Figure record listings
********************

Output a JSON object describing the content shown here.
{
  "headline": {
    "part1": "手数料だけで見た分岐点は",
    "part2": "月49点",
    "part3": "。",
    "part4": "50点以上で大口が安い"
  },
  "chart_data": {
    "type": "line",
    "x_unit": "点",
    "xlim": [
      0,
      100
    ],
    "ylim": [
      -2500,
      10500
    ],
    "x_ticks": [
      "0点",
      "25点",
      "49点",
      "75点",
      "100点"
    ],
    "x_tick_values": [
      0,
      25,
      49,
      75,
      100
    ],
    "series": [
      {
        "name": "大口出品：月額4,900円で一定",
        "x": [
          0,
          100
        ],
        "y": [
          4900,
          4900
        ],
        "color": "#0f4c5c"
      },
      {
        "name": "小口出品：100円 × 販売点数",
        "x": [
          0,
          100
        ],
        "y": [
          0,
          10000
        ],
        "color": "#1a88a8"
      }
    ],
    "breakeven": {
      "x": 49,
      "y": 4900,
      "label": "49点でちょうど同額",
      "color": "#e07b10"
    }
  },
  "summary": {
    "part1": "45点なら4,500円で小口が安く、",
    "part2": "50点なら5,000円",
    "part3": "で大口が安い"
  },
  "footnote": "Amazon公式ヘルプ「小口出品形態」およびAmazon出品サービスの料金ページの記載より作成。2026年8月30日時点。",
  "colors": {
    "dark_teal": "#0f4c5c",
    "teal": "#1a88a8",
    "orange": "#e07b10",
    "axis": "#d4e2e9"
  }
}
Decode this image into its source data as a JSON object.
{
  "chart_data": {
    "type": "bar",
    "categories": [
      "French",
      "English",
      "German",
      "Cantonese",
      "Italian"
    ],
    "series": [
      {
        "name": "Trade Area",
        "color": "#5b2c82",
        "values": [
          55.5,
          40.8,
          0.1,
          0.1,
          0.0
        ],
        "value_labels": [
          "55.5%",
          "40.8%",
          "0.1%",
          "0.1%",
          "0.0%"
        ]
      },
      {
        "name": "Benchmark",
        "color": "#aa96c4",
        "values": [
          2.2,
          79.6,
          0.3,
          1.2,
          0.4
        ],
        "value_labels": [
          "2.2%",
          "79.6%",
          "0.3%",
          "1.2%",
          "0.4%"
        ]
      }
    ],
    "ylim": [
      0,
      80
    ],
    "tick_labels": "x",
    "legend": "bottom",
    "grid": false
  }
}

********************

Tally the lines containing "name". Provide the number without any other words.

### ANSWER FOR THIS EXERCISE
4